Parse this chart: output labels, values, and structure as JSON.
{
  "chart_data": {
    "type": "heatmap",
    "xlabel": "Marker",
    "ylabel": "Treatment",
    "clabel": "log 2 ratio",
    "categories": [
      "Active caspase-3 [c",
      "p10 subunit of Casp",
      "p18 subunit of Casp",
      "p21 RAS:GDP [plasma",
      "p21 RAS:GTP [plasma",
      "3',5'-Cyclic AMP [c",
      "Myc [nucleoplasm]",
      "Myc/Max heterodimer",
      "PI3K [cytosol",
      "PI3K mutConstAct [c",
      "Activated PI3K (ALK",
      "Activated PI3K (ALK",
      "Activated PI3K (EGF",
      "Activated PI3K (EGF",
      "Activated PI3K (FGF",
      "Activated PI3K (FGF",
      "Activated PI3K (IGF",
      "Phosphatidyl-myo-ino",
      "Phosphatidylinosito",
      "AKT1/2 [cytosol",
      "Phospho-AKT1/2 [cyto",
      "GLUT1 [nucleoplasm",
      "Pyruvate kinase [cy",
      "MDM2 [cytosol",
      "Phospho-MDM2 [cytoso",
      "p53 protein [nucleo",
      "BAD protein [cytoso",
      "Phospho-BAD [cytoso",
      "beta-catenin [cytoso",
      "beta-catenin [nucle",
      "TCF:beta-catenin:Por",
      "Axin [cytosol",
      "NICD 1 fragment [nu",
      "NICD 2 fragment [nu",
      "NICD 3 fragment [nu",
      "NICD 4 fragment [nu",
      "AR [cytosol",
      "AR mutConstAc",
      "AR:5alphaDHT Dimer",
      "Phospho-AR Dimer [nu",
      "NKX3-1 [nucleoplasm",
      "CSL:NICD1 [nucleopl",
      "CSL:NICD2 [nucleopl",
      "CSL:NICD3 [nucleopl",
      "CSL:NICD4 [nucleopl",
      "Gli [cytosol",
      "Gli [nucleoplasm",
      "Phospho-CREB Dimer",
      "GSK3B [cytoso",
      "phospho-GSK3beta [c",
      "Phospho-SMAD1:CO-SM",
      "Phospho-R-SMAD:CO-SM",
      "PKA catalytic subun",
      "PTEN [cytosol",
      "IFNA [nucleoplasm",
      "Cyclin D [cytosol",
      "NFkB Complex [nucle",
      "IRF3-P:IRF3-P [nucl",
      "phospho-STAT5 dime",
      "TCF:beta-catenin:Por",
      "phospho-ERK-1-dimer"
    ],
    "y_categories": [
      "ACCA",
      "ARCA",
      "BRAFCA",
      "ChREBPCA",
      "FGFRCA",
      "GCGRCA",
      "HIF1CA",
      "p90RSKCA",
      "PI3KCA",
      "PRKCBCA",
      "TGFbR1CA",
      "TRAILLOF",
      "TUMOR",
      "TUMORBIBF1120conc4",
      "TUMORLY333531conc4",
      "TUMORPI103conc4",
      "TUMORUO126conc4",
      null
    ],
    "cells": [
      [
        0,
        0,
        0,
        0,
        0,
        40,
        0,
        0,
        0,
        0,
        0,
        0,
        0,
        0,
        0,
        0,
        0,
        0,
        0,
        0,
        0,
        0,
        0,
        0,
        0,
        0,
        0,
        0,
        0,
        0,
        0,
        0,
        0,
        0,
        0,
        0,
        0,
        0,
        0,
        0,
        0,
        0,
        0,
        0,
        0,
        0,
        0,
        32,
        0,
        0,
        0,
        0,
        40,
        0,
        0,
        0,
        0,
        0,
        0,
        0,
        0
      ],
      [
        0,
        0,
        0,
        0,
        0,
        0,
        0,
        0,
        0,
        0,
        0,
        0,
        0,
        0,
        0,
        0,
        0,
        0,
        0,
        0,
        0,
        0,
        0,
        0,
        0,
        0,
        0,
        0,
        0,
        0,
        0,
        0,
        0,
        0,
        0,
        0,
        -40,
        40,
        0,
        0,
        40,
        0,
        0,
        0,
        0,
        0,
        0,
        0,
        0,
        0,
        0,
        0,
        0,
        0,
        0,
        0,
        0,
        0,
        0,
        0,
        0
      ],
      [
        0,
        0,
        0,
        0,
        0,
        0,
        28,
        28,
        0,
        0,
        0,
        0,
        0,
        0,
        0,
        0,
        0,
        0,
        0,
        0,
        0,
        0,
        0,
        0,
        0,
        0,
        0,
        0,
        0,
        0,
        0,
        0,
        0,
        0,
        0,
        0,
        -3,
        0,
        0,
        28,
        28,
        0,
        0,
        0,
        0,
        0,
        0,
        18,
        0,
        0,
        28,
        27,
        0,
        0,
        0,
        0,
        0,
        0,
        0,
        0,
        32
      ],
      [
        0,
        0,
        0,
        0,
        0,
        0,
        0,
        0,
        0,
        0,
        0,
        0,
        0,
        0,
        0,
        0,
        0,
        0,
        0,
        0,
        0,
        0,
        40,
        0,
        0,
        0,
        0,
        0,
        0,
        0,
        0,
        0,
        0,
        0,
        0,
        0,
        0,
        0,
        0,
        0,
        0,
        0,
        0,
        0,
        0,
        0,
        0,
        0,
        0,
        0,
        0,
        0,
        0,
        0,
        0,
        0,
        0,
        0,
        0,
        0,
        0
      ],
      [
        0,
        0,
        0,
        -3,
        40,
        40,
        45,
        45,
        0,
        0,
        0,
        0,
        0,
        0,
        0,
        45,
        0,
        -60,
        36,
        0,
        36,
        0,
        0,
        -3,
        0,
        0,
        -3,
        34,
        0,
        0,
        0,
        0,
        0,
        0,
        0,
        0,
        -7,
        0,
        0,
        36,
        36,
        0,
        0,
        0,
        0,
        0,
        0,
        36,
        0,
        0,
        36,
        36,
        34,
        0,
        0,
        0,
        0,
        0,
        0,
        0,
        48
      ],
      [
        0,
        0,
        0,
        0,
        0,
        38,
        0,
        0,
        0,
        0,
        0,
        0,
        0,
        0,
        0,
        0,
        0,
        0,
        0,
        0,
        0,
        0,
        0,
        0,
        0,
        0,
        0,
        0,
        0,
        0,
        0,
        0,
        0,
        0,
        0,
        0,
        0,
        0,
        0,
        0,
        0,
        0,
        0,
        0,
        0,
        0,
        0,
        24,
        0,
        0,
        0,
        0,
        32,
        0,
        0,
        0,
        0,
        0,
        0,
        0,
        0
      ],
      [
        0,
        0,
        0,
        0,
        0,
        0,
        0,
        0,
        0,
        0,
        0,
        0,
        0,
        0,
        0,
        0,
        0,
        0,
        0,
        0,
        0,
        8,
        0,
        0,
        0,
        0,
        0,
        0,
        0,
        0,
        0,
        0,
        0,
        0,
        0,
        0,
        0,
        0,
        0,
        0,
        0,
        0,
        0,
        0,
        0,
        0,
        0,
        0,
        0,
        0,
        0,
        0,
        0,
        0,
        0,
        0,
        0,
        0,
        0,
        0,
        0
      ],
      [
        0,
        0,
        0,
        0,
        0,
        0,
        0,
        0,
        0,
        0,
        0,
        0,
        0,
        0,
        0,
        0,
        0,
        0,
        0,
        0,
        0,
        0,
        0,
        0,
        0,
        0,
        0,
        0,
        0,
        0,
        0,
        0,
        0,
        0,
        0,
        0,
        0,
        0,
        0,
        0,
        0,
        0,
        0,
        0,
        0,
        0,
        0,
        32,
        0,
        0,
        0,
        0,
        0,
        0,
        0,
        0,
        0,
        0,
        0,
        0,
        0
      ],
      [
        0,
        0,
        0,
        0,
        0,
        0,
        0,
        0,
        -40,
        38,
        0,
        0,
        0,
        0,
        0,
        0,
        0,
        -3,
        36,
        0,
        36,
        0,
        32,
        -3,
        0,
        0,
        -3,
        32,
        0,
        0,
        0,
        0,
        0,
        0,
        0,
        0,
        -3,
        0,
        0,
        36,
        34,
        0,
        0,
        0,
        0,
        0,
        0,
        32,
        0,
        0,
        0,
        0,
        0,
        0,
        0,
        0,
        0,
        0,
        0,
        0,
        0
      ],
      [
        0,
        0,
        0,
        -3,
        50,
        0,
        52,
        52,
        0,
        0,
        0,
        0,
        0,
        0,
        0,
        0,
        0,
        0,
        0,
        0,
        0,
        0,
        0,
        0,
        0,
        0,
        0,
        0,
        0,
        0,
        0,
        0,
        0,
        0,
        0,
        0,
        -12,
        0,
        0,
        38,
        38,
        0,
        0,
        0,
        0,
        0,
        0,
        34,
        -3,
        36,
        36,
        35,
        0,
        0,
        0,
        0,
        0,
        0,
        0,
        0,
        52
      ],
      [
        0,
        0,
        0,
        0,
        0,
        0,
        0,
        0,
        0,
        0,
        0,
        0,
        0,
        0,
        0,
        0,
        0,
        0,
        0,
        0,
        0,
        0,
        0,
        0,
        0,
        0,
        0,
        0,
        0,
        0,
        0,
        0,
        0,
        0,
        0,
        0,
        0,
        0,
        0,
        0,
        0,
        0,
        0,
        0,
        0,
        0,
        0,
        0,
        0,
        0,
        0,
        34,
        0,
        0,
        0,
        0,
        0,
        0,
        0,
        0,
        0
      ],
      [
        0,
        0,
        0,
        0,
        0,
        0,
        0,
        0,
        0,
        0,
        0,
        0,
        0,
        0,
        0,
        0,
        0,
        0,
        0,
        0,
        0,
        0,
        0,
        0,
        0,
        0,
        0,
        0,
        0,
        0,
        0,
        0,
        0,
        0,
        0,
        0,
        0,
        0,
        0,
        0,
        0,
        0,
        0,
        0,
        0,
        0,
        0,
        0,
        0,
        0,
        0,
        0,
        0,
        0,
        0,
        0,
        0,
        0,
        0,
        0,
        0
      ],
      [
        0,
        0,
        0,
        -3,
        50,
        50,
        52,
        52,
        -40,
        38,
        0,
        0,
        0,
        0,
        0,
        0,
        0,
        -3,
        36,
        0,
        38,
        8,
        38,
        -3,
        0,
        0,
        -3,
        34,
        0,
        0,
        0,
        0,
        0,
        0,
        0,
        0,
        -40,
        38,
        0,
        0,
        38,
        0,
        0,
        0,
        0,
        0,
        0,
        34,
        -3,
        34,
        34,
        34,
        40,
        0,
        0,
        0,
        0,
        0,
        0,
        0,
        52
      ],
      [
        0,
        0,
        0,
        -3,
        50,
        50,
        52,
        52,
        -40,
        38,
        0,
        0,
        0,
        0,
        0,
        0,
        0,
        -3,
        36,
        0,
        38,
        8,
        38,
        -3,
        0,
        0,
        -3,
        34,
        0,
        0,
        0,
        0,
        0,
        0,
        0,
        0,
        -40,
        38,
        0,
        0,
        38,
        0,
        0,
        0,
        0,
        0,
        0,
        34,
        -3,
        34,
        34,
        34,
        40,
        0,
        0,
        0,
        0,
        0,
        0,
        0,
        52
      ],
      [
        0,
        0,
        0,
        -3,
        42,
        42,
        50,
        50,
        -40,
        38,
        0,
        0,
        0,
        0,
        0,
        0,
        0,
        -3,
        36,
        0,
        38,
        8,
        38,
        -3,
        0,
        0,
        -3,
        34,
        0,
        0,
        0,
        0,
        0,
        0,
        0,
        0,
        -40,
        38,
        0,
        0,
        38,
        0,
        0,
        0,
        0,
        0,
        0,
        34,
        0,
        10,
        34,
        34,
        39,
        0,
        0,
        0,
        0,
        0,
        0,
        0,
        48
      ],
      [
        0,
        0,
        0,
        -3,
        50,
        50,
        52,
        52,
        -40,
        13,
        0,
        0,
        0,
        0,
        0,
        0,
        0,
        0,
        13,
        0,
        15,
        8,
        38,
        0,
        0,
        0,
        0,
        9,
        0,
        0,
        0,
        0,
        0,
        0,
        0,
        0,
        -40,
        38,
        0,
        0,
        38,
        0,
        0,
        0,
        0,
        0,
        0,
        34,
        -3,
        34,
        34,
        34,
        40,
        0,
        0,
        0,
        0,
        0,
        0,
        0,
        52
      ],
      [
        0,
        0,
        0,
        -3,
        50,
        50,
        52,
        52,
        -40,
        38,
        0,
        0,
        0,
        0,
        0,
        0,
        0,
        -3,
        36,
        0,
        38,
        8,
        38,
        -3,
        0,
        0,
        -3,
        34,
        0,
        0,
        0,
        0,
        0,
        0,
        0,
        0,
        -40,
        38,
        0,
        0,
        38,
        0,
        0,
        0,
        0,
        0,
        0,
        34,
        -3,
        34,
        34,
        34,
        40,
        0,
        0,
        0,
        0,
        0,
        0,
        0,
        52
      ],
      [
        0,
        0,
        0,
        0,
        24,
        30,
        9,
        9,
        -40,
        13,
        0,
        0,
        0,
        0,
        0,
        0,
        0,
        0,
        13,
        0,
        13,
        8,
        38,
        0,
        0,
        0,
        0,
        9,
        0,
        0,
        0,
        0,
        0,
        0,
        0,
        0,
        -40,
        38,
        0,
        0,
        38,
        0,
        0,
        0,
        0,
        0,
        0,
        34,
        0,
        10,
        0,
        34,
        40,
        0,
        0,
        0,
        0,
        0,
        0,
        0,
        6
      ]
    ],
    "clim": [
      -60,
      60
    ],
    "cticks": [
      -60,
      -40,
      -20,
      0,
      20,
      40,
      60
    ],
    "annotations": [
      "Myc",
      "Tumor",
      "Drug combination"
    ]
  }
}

_ _ _ _

* _YOUR OBJECTIVE_: Using the listing above, show each line with the word "fragment" in it.

* _TASK RESULT_:
      "NICD 1 fragment [nu",
      "NICD 2 fragment [nu",
      "NICD 3 fragment [nu",
      "NICD 4 fragment [nu",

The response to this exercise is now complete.